— START Material for the task —
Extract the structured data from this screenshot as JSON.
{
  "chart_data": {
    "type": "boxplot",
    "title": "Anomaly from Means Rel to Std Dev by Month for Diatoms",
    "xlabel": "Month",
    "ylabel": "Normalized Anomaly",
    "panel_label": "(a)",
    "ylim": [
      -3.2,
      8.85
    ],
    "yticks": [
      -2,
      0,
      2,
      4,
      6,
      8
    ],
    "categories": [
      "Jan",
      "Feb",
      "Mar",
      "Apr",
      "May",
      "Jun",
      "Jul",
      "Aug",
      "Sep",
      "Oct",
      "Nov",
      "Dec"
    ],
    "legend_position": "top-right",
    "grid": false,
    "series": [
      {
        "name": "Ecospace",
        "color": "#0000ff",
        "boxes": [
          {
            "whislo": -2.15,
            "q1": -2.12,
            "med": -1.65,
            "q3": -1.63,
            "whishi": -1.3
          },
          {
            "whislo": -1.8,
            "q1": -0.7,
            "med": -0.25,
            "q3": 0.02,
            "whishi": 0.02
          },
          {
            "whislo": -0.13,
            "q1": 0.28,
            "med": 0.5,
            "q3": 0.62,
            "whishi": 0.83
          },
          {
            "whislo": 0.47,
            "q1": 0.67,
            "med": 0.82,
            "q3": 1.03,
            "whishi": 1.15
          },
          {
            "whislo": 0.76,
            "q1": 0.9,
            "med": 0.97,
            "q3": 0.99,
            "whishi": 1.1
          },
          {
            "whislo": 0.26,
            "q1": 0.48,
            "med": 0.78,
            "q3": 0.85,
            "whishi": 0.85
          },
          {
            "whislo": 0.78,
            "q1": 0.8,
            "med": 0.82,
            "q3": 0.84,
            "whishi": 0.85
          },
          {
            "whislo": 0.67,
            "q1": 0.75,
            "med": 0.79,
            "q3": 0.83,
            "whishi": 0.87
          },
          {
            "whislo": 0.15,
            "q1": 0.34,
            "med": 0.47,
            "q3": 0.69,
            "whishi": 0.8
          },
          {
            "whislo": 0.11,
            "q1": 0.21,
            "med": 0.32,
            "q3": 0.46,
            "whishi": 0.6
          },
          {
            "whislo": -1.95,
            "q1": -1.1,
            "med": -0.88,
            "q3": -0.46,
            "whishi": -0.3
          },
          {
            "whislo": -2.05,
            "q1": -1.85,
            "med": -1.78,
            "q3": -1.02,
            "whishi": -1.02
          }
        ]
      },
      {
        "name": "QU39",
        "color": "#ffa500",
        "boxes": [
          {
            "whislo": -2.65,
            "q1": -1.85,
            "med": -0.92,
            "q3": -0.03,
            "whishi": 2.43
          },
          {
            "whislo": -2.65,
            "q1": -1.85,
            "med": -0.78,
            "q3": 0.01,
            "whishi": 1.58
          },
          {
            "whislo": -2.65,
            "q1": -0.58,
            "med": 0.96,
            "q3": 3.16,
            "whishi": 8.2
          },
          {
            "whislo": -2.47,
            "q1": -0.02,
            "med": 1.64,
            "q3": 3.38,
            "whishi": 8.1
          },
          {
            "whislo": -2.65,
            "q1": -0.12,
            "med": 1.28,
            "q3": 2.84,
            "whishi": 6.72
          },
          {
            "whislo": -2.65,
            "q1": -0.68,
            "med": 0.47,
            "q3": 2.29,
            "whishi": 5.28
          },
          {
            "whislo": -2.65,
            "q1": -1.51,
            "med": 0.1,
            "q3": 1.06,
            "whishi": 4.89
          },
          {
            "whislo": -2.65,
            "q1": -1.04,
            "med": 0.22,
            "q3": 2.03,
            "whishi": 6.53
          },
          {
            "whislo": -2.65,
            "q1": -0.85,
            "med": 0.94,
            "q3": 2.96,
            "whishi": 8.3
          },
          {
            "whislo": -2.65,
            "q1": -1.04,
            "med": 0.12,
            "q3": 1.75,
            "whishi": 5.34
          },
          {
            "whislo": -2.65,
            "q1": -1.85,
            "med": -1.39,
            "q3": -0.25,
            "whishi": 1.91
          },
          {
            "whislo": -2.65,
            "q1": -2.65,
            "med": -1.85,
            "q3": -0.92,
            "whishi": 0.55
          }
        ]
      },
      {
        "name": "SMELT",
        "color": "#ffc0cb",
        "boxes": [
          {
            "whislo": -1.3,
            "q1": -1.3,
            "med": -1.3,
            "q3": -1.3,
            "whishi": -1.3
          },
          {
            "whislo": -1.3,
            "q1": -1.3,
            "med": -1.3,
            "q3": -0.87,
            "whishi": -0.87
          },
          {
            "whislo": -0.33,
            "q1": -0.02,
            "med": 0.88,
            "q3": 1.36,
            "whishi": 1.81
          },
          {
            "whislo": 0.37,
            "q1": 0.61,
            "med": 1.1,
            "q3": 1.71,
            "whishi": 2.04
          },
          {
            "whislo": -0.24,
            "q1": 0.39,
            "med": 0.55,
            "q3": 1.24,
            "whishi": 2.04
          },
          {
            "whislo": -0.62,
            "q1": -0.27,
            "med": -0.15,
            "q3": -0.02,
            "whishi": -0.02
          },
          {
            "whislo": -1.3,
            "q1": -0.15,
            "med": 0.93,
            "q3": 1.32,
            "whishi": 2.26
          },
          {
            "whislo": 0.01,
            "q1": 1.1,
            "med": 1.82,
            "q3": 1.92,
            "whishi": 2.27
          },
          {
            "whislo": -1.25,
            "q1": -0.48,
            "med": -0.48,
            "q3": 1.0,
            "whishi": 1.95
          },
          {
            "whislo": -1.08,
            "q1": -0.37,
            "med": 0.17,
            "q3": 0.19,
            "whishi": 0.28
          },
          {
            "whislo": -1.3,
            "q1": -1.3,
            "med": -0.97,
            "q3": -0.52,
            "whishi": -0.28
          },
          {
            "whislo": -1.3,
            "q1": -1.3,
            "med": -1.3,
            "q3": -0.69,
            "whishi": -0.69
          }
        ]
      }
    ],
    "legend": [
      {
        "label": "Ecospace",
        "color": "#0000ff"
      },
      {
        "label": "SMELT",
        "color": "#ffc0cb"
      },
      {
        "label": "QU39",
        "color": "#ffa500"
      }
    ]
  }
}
— END Material for the task —
* **Problem details**
Write the entire listing out again, word for word.

* **Completed exercise**
Extract the structured data from this screenshot as JSON.
{
  "chart_data": {
    "type": "boxplot",
    "title": "Anomaly from Means Rel to Std Dev by Month for Diatoms",
    "xlabel": "Month",
    "ylabel": "Normalized Anomaly",
    "panel_label": "(a)",
    "ylim": [
      -3.2,
      8.85
    ],
    "yticks": [
      -2,
      0,
      2,
      4,
      6,
      8
    ],
    "categories": [
      "Jan",
      "Feb",
      "Mar",
      "Apr",
      "May",
      "Jun",
      "Jul",
      "Aug",
      "Sep",
      "Oct",
      "Nov",
      "Dec"
    ],
    "legend_position": "top-right",
    "grid": false,
    "series": [
      {
        "name": "Ecospace",
        "color": "#0000ff",
        "boxes": [
          {
            "whislo": -2.15,
            "q1": -2.12,
            "med": -1.65,
            "q3": -1.63,
            "whishi": -1.3
          },
          {
            "whislo": -1.8,
            "q1": -0.7,
            "med": -0.25,
            "q3": 0.02,
            "whishi": 0.02
          },
          {
            "whislo": -0.13,
            "q1": 0.28,
            "med": 0.5,
            "q3": 0.62,
            "whishi": 0.83
          },
          {
            "whislo": 0.47,
            "q1": 0.67,
            "med": 0.82,
            "q3": 1.03,
            "whishi": 1.15
          },
          {
            "whislo": 0.76,
            "q1": 0.9,
            "med": 0.97,
            "q3": 0.99,
            "whishi": 1.1
          },
          {
            "whislo": 0.26,
            "q1": 0.48,
            "med": 0.78,
            "q3": 0.85,
            "whishi": 0.85
          },
          {
            "whislo": 0.78,
            "q1": 0.8,
            "med": 0.82,
            "q3": 0.84,
            "whishi": 0.85
          },
          {
            "whislo": 0.67,
            "q1": 0.75,
            "med": 0.79,
            "q3": 0.83,
            "whishi": 0.87
          },
          {
            "whislo": 0.15,
            "q1": 0.34,
            "med": 0.47,
            "q3": 0.69,
            "whishi": 0.8
          },
          {
            "whislo": 0.11,
            "q1": 0.21,
            "med": 0.32,
            "q3": 0.46,
            "whishi": 0.6
          },
          {
            "whislo": -1.95,
            "q1": -1.1,
            "med": -0.88,
            "q3": -0.46,
            "whishi": -0.3
          },
          {
            "whislo": -2.05,
            "q1": -1.85,
            "med": -1.78,
            "q3": -1.02,
            "whishi": -1.02
          }
        ]
      },
      {
        "name": "QU39",
        "color": "#ffa500",
        "boxes": [
          {
            "whislo": -2.65,
            "q1": -1.85,
            "med": -0.92,
            "q3": -0.03,
            "whishi": 2.43
          },
          {
            "whislo": -2.65,
            "q1": -1.85,
            "med": -0.78,
            "q3": 0.01,
            "whishi": 1.58
          },
          {
            "whislo": -2.65,
            "q1": -0.58,
            "med": 0.96,
            "q3": 3.16,
            "whishi": 8.2
          },
          {
            "whislo": -2.47,
            "q1": -0.02,
            "med": 1.64,
            "q3": 3.38,
            "whishi": 8.1
          },
          {
            "whislo": -2.65,
            "q1": -0.12,
            "med": 1.28,
            "q3": 2.84,
            "whishi": 6.72
          },
          {
            "whislo": -2.65,
            "q1": -0.68,
            "med": 0.47,
            "q3": 2.29,
            "whishi": 5.28
          },
          {
            "whislo": -2.65,
            "q1": -1.51,
            "med": 0.1,
            "q3": 1.06,
            "whishi": 4.89
          },
          {
            "whislo": -2.65,
            "q1": -1.04,
            "med": 0.22,
            "q3": 2.03,
            "whishi": 6.53
          },
          {
            "whislo": -2.65,
            "q1": -0.85,
            "med": 0.94,
            "q3": 2.96,
            "whishi": 8.3
          },
          {
            "whislo": -2.65,
            "q1": -1.04,
            "med": 0.12,
            "q3": 1.75,
            "whishi": 5.34
          },
          {
            "whislo": -2.65,
            "q1": -1.85,
            "med": -1.39,
            "q3": -0.25,
            "whishi": 1.91
          },
          {
            "whislo": -2.65,
            "q1": -2.65,
            "med": -1.85,
            "q3": -0.92,
            "whishi": 0.55
          }
        ]
      },
      {
        "name": "SMELT",
        "color": "#ffc0cb",
        "boxes": [
          {
            "whislo": -1.3,
            "q1": -1.3,
            "med": -1.3,
            "q3": -1.3,
            "whishi": -1.3
          },
          {
            "whislo": -1.3,
            "q1": -1.3,
            "med": -1.3,
            "q3": -0.87,
            "whishi": -0.87
          },
          {
            "whislo": -0.33,
            "q1": -0.02,
            "med": 0.88,
            "q3": 1.36,
            "whishi": 1.81
          },
          {
            "whislo": 0.37,
            "q1": 0.61,
            "med": 1.1,
            "q3": 1.71,
            "whishi": 2.04
          },
          {
            "whislo": -0.24,
            "q1": 0.39,
            "med": 0.55,
            "q3": 1.24,
            "whishi": 2.04
          },
          {
            "whislo": -0.62,
            "q1": -0.27,
            "med": -0.15,
            "q3": -0.02,
            "whishi": -0.02
          },
          {
            "whislo": -1.3,
            "q1": -0.15,
            "med": 0.93,
            "q3": 1.32,
            "whishi": 2.26
          },
          {
            "whislo": 0.01,
            "q1": 1.1,
            "med": 1.82,
            "q3": 1.92,
            "whishi": 2.27
          },
          {
            "whislo": -1.25,
            "q1": -0.48,
            "med": -0.48,
            "q3": 1.0,
            "whishi": 1.95
          },
          {
            "whislo": -1.08,
            "q1": -0.37,
            "med": 0.17,
            "q3": 0.19,
            "whishi": 0.28
          },
          {
            "whislo": -1.3,
            "q1": -1.3,
            "med": -0.97,
            "q3": -0.52,
            "whishi": -0.28
          },
          {
            "whislo": -1.3,
            "q1": -1.3,
            "med": -1.3,
            "q3": -0.69,
            "whishi": -0.69
          }
        ]
      }
    ],
    "legend": [
      {
        "label": "Ecospace",
        "color": "#0000ff"
      },
      {
        "label": "SMELT",
        "color": "#ffc0cb"
      },
      {
        "label": "QU39",
        "color": "#ffa500"
      }
    ]
  }
}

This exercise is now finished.